> **What to produce**: Transcribe the records that follow exactly. Skip the pictures.

Dataset excerpt:
-- -- --

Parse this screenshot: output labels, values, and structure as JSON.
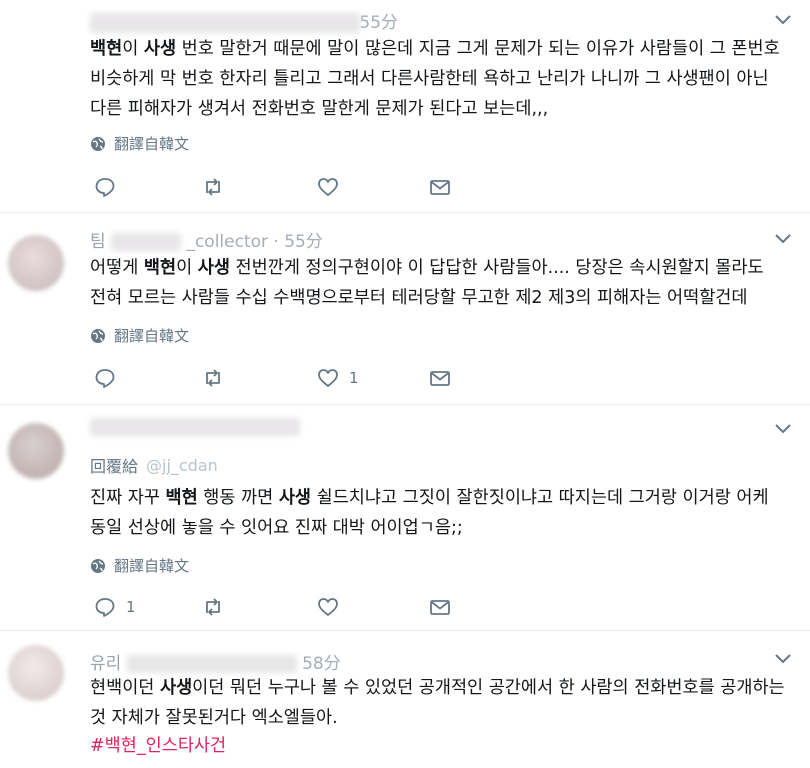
{
  "tweets": [
    {
      "header_tail": "55分",
      "segments_a": [
        {
          "b": "백현",
          "t": "이 "
        },
        {
          "b": "사생",
          "t": " 번호 말한거 때문에 말이 많은데 지금 그게 문제가 되는 이유가 사람들이 그 폰번호 비슷하게 막 번호 한자리 틀리고 그래서 다른사람한테 욕하고 난리가 나니까 그 사생팬이 아닌 다른 피해자가 생겨서 전화번호 말한게 문제가 된다고 보는데,,,"
        }
      ],
      "translate": "翻譯自韓文",
      "reply_count": "",
      "retweet_count": "",
      "like_count": ""
    },
    {
      "header_name": "팀",
      "header_handle": "_collector",
      "header_tail": "· 55分",
      "text_prefix": "어떻게 ",
      "b1": "백현",
      "mid1": "이 ",
      "b2": "사생",
      "rest": " 전번깐게 정의구현이야 이 답답한 사람들아.... 당장은 속시원할지 몰라도 전혀 모르는 사람들 수십 수백명으로부터 테러당할 무고한 제2 제3의 피해자는 어떡할건데",
      "translate": "翻譯自韓文",
      "like_count": "1"
    },
    {
      "reply_label": "回覆給",
      "mention": "@jj_cdan",
      "text_prefix": "진짜 자꾸 ",
      "b1": "백현",
      "mid1": " 행동 까면 ",
      "b2": "사생",
      "rest": " 쉴드치냐고 그짓이 잘한짓이냐고 따지는데 그거랑 이거랑 어케 동일 선상에 놓을 수 잇어요 진짜 대박 어이업ㄱ음;;",
      "translate": "翻譯自韓文",
      "reply_count": "1"
    },
    {
      "header_name": "유리",
      "header_tail": "58分",
      "text_prefix": "현백이던 ",
      "b1": "사생",
      "rest": "이던 뭐던 누구나 볼 수 있었던 공개적인 공간에서 한 사람의 전화번호를 공개하는 것 자체가 잘못된거다 엑소엘들아.",
      "hashtag": "#백현_인스타사건"
    }
  ]
}
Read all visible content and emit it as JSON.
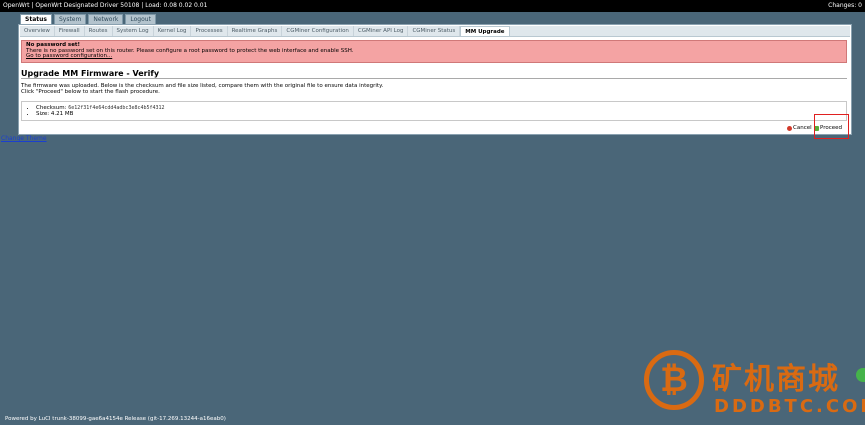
{
  "topbar": {
    "title": "OpenWrt | OpenWrt Designated Driver 50108 | Load: 0.08 0.02 0.01",
    "changes": "Changes: 0"
  },
  "main_tabs": [
    {
      "label": "Status",
      "active": true
    },
    {
      "label": "System",
      "active": false
    },
    {
      "label": "Network",
      "active": false
    },
    {
      "label": "Logout",
      "active": false
    }
  ],
  "sub_tabs": [
    {
      "label": "Overview",
      "active": false
    },
    {
      "label": "Firewall",
      "active": false
    },
    {
      "label": "Routes",
      "active": false
    },
    {
      "label": "System Log",
      "active": false
    },
    {
      "label": "Kernel Log",
      "active": false
    },
    {
      "label": "Processes",
      "active": false
    },
    {
      "label": "Realtime Graphs",
      "active": false
    },
    {
      "label": "CGMiner Configuration",
      "active": false
    },
    {
      "label": "CGMiner API Log",
      "active": false
    },
    {
      "label": "CGMiner Status",
      "active": false
    },
    {
      "label": "MM Upgrade",
      "active": true
    }
  ],
  "alert": {
    "title": "No password set!",
    "message": "There is no password set on this router. Please configure a root password to protect the web interface and enable SSH.",
    "link": "Go to password configuration..."
  },
  "page": {
    "heading": "Upgrade MM Firmware - Verify",
    "desc_line1": "The firmware was uploaded. Below is the checksum and file size listed, compare them with the original file to ensure data integrity.",
    "desc_line2": "Click \"Proceed\" below to start the flash procedure.",
    "checksum_label": "Checksum:",
    "checksum_value": "6e12f31f4e64cdd4adbc3e8c4b5f4312",
    "size_label": "Size:",
    "size_value": "4.21 MB"
  },
  "buttons": {
    "cancel": "Cancel",
    "proceed": "Proceed"
  },
  "links": {
    "change_theme": "Change Theme"
  },
  "footer": {
    "text": "Powered by LuCI trunk-38099-gae6a4154e Release (git-17.269.13244-a16eab0)"
  },
  "watermark": {
    "cn_text": "矿机商城",
    "en_text": "DDDBTC.COM"
  },
  "colors": {
    "background": "#4a6678",
    "alert_bg": "#f4a3a3",
    "highlight": "#e02020",
    "watermark": "#d96a12"
  }
}
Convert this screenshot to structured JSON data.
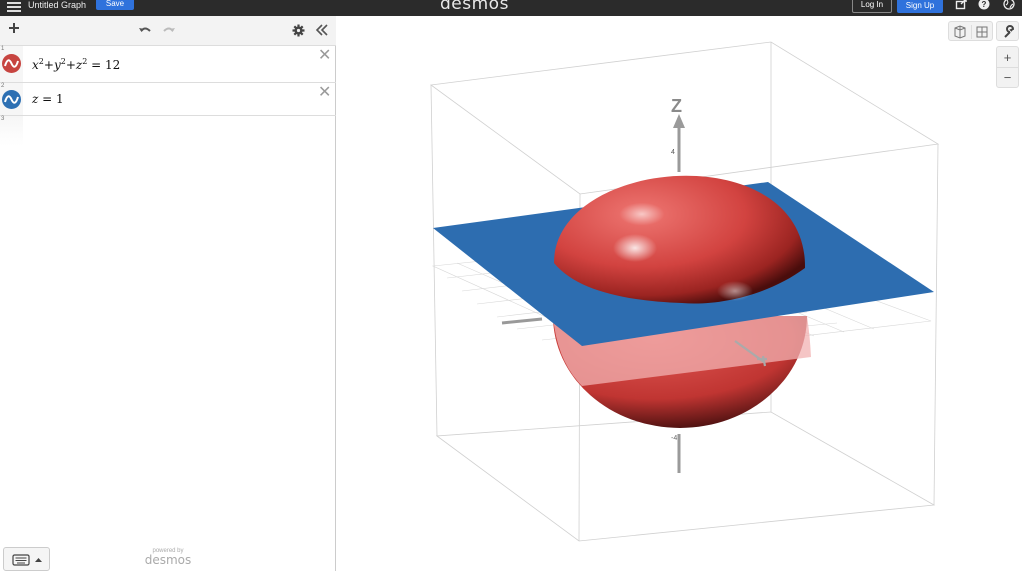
{
  "topbar": {
    "title": "Untitled Graph",
    "save_label": "Save",
    "logo": "desmos",
    "login_label": "Log In",
    "signup_label": "Sign Up"
  },
  "expressions": [
    {
      "index": "1",
      "color": "#c74440",
      "base": "x",
      "sup": "2",
      "y": "y",
      "z": "z",
      "rhs": "12"
    },
    {
      "index": "2",
      "color": "#2d70b3",
      "lhs": "z",
      "eq": "=",
      "rhs": "1"
    },
    {
      "index": "3"
    }
  ],
  "footer": {
    "powered_by": "powered by",
    "brand": "desmos"
  },
  "graph": {
    "axis_label_z": "Z",
    "tick_top": "4",
    "tick_bottom": "-4",
    "zoom_in": "+",
    "zoom_out": "−"
  },
  "colors": {
    "sphere": "#d94643",
    "plane": "#2d70b3",
    "save_button": "#2f72dc",
    "topbar": "#2b2b2b"
  },
  "icons": [
    "menu-icon",
    "add-icon",
    "undo-icon",
    "redo-icon",
    "gear-icon",
    "collapse-icon",
    "close-icon",
    "keyboard-icon",
    "share-icon",
    "help-icon",
    "globe-icon",
    "wrench-icon",
    "cube-view-icon",
    "grid-view-icon"
  ]
}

-- -- --

> **The solution**:
Parse this screenshot: output labels, values, and structure as JSON.
{
  "tweets": [
    {
      "header_tail": "55分",
      "segments_a": [
        {
          "b": "백현",
          "t": "이 "
        },
        {
          "b": "사생",
          "t": " 번호 말한거 때문에 말이 많은데 지금 그게 문제가 되는 이유가 사람들이 그 폰번호 비슷하게 막 번호 한자리 틀리고 그래서 다른사람한테 욕하고 난리가 나니까 그 사생팬이 아닌 다른 피해자가 생겨서 전화번호 말한게 문제가 된다고 보는데,,,"
        }
      ],
      "translate": "翻譯自韓文",
      "reply_count": "",
      "retweet_count": "",
      "like_count": ""
    },
    {
      "header_name": "팀",
      "header_handle": "_collector",
      "header_tail": "· 55分",
      "text_prefix": "어떻게 ",
      "b1": "백현",
      "mid1": "이 ",
      "b2": "사생",
      "rest": " 전번깐게 정의구현이야 이 답답한 사람들아.... 당장은 속시원할지 몰라도 전혀 모르는 사람들 수십 수백명으로부터 테러당할 무고한 제2 제3의 피해자는 어떡할건데",
      "translate": "翻譯自韓文",
      "like_count": "1"
    },
    {
      "reply_label": "回覆給",
      "mention": "@jj_cdan",
      "text_prefix": "진짜 자꾸 ",
      "b1": "백현",
      "mid1": " 행동 까면 ",
      "b2": "사생",
      "rest": " 쉴드치냐고 그짓이 잘한짓이냐고 따지는데 그거랑 이거랑 어케 동일 선상에 놓을 수 잇어요 진짜 대박 어이업ㄱ음;;",
      "translate": "翻譯自韓文",
      "reply_count": "1"
    },
    {
      "header_name": "유리",
      "header_tail": "58分",
      "text_prefix": "현백이던 ",
      "b1": "사생",
      "rest": "이던 뭐던 누구나 볼 수 있었던 공개적인 공간에서 한 사람의 전화번호를 공개하는 것 자체가 잘못된거다 엑소엘들아.",
      "hashtag": "#백현_인스타사건"
    }
  ]
}
Read all visible content and emit it as JSON.
{
  "topbar": {
    "title": "OpenWrt | OpenWrt Designated Driver 50108 | Load: 0.08 0.02 0.01",
    "changes": "Changes: 0"
  },
  "main_tabs": [
    {
      "label": "Status",
      "active": true
    },
    {
      "label": "System",
      "active": false
    },
    {
      "label": "Network",
      "active": false
    },
    {
      "label": "Logout",
      "active": false
    }
  ],
  "sub_tabs": [
    {
      "label": "Overview",
      "active": false
    },
    {
      "label": "Firewall",
      "active": false
    },
    {
      "label": "Routes",
      "active": false
    },
    {
      "label": "System Log",
      "active": false
    },
    {
      "label": "Kernel Log",
      "active": false
    },
    {
      "label": "Processes",
      "active": false
    },
    {
      "label": "Realtime Graphs",
      "active": false
    },
    {
      "label": "CGMiner Configuration",
      "active": false
    },
    {
      "label": "CGMiner API Log",
      "active": false
    },
    {
      "label": "CGMiner Status",
      "active": false
    },
    {
      "label": "MM Upgrade",
      "active": true
    }
  ],
  "alert": {
    "title": "No password set!",
    "message": "There is no password set on this router. Please configure a root password to protect the web interface and enable SSH.",
    "link": "Go to password configuration..."
  },
  "page": {
    "heading": "Upgrade MM Firmware - Verify",
    "desc_line1": "The firmware was uploaded. Below is the checksum and file size listed, compare them with the original file to ensure data integrity.",
    "desc_line2": "Click \"Proceed\" below to start the flash procedure.",
    "checksum_label": "Checksum:",
    "checksum_value": "6e12f31f4e64cdd4adbc3e8c4b5f4312",
    "size_label": "Size:",
    "size_value": "4.21 MB"
  },
  "buttons": {
    "cancel": "Cancel",
    "proceed": "Proceed"
  },
  "links": {
    "change_theme": "Change Theme"
  },
  "footer": {
    "text": "Powered by LuCI trunk-38099-gae6a4154e Release (git-17.269.13244-a16eab0)"
  },
  "watermark": {
    "cn_text": "矿机商城",
    "en_text": "DDDBTC.COM"
  },
  "colors": {
    "background": "#4a6678",
    "alert_bg": "#f4a3a3",
    "highlight": "#e02020",
    "watermark": "#d96a12"
  }
}
Convert this screenshot to structured JSON data.
{
  "topbar": {
    "title": "Untitled Graph",
    "save_label": "Save",
    "logo": "desmos",
    "login_label": "Log In",
    "signup_label": "Sign Up"
  },
  "expressions": [
    {
      "index": "1",
      "color": "#c74440",
      "base": "x",
      "sup": "2",
      "y": "y",
      "z": "z",
      "rhs": "12"
    },
    {
      "index": "2",
      "color": "#2d70b3",
      "lhs": "z",
      "eq": "=",
      "rhs": "1"
    },
    {
      "index": "3"
    }
  ],
  "footer": {
    "powered_by": "powered by",
    "brand": "desmos"
  },
  "graph": {
    "axis_label_z": "Z",
    "tick_top": "4",
    "tick_bottom": "-4",
    "zoom_in": "+",
    "zoom_out": "−"
  },
  "colors": {
    "sphere": "#d94643",
    "plane": "#2d70b3",
    "save_button": "#2f72dc",
    "topbar": "#2b2b2b"
  },
  "icons": [
    "menu-icon",
    "add-icon",
    "undo-icon",
    "redo-icon",
    "gear-icon",
    "collapse-icon",
    "close-icon",
    "keyboard-icon",
    "share-icon",
    "help-icon",
    "globe-icon",
    "wrench-icon",
    "cube-view-icon",
    "grid-view-icon"
  ]
}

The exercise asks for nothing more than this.